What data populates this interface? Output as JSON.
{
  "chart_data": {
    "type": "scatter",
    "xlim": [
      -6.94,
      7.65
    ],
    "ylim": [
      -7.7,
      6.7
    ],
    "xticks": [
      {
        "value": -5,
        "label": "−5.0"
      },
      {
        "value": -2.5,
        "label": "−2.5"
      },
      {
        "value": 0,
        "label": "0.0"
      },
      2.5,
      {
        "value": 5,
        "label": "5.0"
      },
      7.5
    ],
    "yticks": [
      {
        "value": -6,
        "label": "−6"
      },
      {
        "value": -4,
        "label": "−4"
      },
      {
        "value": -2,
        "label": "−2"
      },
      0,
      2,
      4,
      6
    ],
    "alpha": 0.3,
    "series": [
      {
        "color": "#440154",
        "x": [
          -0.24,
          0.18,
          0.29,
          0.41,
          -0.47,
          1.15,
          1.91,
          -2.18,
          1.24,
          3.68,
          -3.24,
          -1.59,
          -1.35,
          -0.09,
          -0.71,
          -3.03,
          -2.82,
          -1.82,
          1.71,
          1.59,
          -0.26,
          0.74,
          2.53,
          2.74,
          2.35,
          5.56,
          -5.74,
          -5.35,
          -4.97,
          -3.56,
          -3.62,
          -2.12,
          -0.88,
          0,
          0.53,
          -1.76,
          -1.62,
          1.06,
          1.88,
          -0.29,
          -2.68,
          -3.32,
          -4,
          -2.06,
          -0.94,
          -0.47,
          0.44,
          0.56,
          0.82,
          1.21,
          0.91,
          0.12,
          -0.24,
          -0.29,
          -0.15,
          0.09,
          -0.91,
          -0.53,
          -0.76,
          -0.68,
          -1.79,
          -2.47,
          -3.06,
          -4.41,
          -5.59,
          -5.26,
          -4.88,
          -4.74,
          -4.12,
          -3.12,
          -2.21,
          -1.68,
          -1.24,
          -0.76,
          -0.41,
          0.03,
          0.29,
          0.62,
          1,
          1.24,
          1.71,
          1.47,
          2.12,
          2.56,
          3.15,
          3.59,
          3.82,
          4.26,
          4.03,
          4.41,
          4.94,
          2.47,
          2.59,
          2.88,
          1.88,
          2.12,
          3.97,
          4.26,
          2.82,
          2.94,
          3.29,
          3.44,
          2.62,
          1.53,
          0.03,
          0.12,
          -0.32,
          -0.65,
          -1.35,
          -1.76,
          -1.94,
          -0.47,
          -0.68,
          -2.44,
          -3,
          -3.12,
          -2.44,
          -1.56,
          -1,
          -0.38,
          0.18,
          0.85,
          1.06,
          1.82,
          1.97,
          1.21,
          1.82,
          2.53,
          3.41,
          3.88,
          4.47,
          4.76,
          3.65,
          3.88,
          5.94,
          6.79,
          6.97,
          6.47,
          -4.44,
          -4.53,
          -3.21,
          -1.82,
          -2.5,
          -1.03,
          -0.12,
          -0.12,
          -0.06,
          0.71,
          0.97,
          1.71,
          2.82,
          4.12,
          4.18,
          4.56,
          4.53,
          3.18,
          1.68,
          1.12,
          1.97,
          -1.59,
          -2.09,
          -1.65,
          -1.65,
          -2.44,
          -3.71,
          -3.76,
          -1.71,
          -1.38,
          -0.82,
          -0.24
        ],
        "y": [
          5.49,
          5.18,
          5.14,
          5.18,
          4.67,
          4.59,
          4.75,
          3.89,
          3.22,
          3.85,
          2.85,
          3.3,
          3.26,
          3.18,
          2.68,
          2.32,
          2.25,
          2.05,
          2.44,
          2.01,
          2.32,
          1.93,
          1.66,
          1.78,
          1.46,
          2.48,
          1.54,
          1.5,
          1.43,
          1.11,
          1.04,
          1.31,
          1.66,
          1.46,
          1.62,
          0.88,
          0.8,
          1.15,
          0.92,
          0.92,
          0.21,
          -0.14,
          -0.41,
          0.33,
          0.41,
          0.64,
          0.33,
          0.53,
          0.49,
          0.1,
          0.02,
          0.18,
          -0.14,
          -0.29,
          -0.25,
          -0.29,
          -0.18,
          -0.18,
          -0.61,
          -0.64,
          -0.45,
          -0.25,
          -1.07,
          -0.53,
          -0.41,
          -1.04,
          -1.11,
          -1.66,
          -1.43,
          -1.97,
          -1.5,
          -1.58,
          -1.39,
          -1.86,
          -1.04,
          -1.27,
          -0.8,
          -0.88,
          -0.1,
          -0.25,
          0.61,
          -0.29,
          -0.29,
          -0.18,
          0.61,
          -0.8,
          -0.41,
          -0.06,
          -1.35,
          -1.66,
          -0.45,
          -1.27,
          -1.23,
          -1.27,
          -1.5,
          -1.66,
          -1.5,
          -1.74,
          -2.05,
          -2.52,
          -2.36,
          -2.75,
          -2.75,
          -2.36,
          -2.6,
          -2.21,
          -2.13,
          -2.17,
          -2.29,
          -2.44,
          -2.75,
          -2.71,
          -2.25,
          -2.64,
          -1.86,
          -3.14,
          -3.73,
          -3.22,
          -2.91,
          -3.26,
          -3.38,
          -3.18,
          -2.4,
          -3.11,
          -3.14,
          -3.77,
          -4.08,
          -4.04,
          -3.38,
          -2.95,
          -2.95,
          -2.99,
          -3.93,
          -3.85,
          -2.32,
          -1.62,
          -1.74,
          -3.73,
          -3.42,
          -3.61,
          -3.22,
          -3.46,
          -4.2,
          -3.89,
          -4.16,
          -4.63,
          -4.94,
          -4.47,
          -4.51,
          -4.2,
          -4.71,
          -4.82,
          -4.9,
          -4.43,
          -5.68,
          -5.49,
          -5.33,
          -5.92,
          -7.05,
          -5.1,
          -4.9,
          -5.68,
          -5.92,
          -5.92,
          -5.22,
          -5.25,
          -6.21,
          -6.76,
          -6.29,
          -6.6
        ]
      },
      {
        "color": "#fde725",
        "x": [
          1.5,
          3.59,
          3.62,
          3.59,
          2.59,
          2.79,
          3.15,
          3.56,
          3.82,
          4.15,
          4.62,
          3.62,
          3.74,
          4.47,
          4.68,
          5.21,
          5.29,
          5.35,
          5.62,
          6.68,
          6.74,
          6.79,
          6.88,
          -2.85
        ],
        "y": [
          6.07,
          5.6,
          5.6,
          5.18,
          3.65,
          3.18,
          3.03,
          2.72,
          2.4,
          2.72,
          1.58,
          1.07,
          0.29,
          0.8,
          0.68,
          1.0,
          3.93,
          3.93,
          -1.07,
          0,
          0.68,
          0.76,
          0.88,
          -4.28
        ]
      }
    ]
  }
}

□ □ □ □

> _SHORT PROBLEM_
Some lines of the data may hold the word "label". Say how many do, with nothing else.

> _RESULT OF THIS TASK_
7